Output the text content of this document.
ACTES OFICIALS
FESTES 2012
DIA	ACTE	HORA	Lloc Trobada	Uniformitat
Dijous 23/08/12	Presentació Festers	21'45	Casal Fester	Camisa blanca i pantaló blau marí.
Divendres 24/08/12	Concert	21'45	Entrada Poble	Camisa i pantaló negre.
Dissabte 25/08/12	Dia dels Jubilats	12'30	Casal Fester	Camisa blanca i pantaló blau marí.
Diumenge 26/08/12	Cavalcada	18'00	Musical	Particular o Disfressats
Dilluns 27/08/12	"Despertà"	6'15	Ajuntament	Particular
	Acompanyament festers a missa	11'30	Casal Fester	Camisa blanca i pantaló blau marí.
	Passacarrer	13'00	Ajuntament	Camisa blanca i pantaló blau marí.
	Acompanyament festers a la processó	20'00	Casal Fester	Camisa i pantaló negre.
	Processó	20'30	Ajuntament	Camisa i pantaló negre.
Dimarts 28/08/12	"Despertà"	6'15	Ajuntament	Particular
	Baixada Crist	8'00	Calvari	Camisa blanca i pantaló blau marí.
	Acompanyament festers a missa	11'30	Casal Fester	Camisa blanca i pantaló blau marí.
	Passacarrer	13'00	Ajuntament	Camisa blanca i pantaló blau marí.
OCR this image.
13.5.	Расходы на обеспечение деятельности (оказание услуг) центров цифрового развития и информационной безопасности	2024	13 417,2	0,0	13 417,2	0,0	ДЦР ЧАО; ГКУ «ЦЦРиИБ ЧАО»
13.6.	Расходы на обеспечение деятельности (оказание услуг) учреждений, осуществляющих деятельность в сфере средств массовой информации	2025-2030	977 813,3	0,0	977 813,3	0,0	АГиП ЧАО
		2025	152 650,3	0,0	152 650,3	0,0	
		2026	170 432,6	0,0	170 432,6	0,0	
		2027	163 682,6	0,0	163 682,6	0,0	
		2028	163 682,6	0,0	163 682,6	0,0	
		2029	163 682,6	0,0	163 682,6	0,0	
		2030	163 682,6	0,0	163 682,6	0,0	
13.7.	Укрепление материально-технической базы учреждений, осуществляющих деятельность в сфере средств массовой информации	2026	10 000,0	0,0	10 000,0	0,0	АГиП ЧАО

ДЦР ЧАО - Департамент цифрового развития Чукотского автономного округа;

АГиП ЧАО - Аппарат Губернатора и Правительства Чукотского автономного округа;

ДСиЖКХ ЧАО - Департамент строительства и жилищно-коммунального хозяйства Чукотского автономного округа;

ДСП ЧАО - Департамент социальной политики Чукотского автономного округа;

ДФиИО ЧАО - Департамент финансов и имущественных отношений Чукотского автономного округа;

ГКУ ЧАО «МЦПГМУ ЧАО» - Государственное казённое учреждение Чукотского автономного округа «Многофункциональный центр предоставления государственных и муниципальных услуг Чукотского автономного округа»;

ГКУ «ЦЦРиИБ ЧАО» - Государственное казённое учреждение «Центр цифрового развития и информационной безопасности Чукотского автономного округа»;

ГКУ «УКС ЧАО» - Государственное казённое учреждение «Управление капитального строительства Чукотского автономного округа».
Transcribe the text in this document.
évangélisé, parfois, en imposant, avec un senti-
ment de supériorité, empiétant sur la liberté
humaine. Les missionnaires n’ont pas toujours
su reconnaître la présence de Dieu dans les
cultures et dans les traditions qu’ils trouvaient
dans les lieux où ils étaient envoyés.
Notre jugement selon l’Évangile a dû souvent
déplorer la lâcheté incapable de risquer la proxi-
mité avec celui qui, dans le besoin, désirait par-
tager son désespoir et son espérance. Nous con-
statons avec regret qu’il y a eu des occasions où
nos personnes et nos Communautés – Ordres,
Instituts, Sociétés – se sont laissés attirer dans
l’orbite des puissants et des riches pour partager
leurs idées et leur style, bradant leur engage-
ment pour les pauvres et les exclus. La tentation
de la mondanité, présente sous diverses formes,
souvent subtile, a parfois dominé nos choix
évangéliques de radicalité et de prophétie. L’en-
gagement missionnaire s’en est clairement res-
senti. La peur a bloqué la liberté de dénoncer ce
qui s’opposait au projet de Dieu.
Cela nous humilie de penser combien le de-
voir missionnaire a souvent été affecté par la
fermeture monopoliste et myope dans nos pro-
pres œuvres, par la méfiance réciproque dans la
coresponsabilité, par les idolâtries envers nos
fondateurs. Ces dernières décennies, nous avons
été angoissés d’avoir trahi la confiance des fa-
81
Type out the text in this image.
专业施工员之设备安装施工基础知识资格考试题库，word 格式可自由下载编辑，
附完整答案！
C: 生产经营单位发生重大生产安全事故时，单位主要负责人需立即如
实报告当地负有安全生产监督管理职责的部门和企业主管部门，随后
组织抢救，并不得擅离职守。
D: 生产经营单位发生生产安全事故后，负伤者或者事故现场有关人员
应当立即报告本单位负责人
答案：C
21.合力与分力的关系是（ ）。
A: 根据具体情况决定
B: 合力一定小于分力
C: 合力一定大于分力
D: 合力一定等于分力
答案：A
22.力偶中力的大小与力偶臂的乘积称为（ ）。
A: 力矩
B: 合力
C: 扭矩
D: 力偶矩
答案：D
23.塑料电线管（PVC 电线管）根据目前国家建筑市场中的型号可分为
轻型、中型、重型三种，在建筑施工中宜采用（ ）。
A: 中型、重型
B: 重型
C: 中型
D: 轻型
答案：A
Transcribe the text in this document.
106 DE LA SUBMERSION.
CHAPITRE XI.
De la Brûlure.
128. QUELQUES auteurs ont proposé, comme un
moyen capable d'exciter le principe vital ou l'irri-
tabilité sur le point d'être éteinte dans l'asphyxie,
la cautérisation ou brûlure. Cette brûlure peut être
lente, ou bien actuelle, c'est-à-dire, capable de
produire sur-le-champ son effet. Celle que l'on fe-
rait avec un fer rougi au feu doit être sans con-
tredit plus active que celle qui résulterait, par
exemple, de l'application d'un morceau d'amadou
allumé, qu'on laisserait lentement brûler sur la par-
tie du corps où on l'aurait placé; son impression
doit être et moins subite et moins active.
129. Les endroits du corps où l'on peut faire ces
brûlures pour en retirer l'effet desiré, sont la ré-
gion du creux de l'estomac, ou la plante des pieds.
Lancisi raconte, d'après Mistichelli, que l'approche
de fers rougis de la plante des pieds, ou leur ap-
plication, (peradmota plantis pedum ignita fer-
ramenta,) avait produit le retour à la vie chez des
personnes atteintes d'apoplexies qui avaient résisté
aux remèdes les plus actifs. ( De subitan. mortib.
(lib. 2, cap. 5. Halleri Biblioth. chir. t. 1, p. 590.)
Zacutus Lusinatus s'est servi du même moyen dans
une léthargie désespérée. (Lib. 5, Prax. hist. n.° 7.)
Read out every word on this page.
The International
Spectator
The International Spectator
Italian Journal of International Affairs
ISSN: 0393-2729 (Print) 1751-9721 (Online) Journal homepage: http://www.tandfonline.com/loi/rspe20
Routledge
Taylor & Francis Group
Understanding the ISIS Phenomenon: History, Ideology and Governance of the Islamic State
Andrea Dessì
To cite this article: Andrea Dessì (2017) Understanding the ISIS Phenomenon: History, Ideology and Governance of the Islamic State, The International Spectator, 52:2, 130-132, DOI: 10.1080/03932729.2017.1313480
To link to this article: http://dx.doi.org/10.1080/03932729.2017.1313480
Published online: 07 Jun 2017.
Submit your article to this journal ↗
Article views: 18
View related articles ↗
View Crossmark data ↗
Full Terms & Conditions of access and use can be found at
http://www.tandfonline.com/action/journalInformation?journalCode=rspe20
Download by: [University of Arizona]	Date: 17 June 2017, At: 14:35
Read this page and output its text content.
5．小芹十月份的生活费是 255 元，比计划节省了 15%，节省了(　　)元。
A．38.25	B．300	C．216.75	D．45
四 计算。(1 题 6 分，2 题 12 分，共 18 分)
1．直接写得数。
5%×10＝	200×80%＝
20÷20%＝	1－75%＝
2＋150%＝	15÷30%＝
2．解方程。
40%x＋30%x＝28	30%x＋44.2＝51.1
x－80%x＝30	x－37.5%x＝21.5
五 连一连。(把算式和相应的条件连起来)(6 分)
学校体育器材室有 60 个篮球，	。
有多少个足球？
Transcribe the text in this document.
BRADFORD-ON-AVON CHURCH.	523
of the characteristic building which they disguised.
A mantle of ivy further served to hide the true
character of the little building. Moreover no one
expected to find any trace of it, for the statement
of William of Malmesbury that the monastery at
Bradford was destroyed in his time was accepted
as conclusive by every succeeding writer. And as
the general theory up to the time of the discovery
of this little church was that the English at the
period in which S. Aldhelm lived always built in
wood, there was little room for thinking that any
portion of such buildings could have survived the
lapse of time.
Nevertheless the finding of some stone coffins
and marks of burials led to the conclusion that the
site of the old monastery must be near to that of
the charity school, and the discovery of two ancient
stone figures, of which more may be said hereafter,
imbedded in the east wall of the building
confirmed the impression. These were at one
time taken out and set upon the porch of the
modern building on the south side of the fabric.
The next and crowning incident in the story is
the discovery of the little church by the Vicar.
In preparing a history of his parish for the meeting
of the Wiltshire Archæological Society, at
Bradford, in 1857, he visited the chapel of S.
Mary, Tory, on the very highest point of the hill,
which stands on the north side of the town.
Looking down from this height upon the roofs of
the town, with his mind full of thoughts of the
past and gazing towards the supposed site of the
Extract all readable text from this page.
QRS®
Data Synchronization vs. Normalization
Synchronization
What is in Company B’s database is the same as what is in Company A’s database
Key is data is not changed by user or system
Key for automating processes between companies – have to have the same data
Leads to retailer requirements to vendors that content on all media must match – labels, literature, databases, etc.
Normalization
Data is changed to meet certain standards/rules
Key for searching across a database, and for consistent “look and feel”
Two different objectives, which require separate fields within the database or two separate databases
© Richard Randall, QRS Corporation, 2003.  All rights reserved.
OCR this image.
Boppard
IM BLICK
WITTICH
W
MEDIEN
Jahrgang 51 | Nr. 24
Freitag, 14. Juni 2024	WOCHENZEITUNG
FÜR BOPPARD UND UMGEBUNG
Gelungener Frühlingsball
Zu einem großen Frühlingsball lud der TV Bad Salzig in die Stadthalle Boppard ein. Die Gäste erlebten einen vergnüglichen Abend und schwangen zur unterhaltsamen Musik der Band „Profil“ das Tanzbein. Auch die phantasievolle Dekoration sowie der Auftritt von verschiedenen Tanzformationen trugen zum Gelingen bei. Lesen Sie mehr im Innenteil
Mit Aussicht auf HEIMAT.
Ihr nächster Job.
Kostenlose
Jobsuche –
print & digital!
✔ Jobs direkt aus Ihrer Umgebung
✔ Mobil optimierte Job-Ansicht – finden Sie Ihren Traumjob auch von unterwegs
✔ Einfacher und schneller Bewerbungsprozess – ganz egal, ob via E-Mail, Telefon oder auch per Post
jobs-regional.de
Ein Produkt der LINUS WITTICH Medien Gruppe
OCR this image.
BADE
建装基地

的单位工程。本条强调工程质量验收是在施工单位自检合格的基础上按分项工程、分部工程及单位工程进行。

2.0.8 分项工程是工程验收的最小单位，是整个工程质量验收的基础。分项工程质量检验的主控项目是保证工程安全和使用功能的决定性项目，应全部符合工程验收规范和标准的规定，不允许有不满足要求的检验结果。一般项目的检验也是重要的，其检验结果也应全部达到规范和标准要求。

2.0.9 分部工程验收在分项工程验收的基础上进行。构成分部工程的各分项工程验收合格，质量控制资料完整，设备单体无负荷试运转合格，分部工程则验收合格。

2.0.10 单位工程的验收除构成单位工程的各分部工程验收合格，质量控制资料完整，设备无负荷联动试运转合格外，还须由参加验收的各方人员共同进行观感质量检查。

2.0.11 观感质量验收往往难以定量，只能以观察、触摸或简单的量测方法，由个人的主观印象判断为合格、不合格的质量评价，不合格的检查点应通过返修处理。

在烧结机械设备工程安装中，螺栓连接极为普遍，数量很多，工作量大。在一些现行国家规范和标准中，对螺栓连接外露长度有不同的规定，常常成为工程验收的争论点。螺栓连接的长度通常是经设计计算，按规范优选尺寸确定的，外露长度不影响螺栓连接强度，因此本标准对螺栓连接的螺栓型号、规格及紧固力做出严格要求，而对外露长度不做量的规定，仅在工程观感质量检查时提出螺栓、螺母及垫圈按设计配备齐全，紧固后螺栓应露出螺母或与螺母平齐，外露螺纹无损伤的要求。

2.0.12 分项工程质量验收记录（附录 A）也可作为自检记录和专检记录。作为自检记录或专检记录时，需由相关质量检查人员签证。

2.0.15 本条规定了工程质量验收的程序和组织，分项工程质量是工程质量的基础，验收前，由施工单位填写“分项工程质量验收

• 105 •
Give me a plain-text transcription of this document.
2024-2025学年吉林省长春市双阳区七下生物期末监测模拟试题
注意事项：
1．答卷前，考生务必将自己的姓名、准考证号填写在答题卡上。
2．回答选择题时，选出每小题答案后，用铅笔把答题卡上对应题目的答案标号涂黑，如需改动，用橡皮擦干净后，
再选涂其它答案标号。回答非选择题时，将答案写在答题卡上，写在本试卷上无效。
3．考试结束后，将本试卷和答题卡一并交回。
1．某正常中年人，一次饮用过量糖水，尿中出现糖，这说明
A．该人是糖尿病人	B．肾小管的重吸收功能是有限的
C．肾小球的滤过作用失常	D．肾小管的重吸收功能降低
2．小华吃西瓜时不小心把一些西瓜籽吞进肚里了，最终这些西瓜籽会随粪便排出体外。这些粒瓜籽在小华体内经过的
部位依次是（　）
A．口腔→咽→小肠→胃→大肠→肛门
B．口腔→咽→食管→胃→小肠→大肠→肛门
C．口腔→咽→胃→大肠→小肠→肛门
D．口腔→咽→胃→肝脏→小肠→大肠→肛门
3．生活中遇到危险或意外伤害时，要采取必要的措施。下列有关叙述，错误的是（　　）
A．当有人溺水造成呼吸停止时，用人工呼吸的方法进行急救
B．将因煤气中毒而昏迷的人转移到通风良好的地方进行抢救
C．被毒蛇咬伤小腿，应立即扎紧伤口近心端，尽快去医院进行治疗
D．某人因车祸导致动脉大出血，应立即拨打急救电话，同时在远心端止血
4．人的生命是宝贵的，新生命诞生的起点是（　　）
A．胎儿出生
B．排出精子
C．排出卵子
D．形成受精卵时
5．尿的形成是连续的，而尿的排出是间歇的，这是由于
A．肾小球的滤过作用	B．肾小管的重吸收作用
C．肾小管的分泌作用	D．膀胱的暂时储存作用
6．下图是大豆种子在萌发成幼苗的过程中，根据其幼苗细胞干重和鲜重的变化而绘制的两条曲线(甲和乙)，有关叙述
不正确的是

══════════════════════════════

DIRECTIVE
What is the number of lines in the data holding the word "WITTICH"? Reply with that number only.

EXERCISE RESULT
2